▸ **SUPPLIED DATA**
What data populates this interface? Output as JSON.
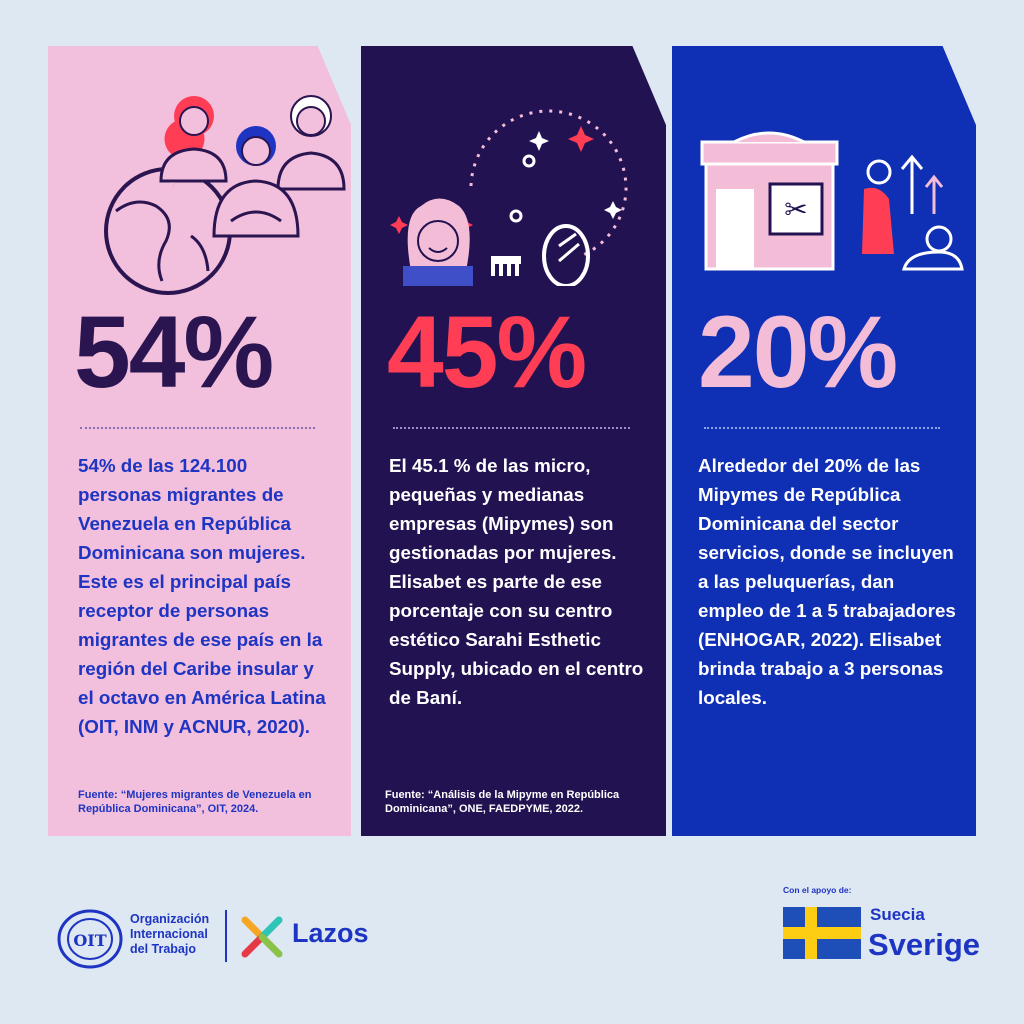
{
  "cards": [
    {
      "percent": "54%",
      "text": "54% de las 124.100 personas migrantes de Venezuela en República Dominicana son mujeres. Este es el principal país receptor de personas migrantes de ese país en la región del Caribe insular y el octavo en América Latina (OIT, INM y ACNUR, 2020).",
      "source": "Fuente: “Mujeres migrantes de Venezuela en República Dominicana”, OIT, 2024.",
      "icon": "migrant-women-globe-icon"
    },
    {
      "percent": "45%",
      "text": "El 45.1 % de las micro, pequeñas y medianas empresas (Mipymes) son gestionadas por mujeres. Elisabet es parte de ese porcentaje con su centro estético Sarahi Esthetic Supply, ubicado en el centro de Baní.",
      "source": "Fuente: “Análisis de la Mipyme en República Dominicana”, ONE, FAEDPYME, 2022.",
      "icon": "hairdresser-woman-icon"
    },
    {
      "percent": "20%",
      "text": "Alrededor del 20% de las Mipymes de República Dominicana del sector servicios, donde se incluyen a las peluquerías, dan empleo de 1 a 5 trabajadores (ENHOGAR, 2022). Elisabet brinda trabajo a 3 personas locales.",
      "icon": "barber-shop-icon"
    }
  ],
  "footer": {
    "oit_lines": [
      "Organización",
      "Internacional",
      "del Trabajo"
    ],
    "lazos": "Lazos",
    "apoyo": "Con el apoyo de:",
    "suecia": "Suecia",
    "sverige": "Sverige"
  },
  "colors": {
    "background": "#dde8f3",
    "card1": "#f2bfdc",
    "card2": "#231251",
    "card3": "#0f2fb4",
    "accent_red": "#ff3d55",
    "brand_blue": "#1e34c2"
  }
}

▸ **WHAT YOU NEED TO DO**
Skipping the pictures, transcribe each line above exactly as it appears.

▸ **RESPONSE**
What data populates this interface? Output as JSON.
{
  "cards": [
    {
      "percent": "54%",
      "text": "54% de las 124.100 personas migrantes de Venezuela en República Dominicana son mujeres. Este es el principal país receptor de personas migrantes de ese país en la región del Caribe insular y el octavo en América Latina (OIT, INM y ACNUR, 2020).",
      "source": "Fuente: “Mujeres migrantes de Venezuela en República Dominicana”, OIT, 2024.",
      "icon": "migrant-women-globe-icon"
    },
    {
      "percent": "45%",
      "text": "El 45.1 % de las micro, pequeñas y medianas empresas (Mipymes) son gestionadas por mujeres. Elisabet es parte de ese porcentaje con su centro estético Sarahi Esthetic Supply, ubicado en el centro de Baní.",
      "source": "Fuente: “Análisis de la Mipyme en República Dominicana”, ONE, FAEDPYME, 2022.",
      "icon": "hairdresser-woman-icon"
    },
    {
      "percent": "20%",
      "text": "Alrededor del 20% de las Mipymes de República Dominicana del sector servicios, donde se incluyen a las peluquerías, dan empleo de 1 a 5 trabajadores (ENHOGAR, 2022). Elisabet brinda trabajo a 3 personas locales.",
      "icon": "barber-shop-icon"
    }
  ],
  "footer": {
    "oit_lines": [
      "Organización",
      "Internacional",
      "del Trabajo"
    ],
    "lazos": "Lazos",
    "apoyo": "Con el apoyo de:",
    "suecia": "Suecia",
    "sverige": "Sverige"
  },
  "colors": {
    "background": "#dde8f3",
    "card1": "#f2bfdc",
    "card2": "#231251",
    "card3": "#0f2fb4",
    "accent_red": "#ff3d55",
    "brand_blue": "#1e34c2"
  }
}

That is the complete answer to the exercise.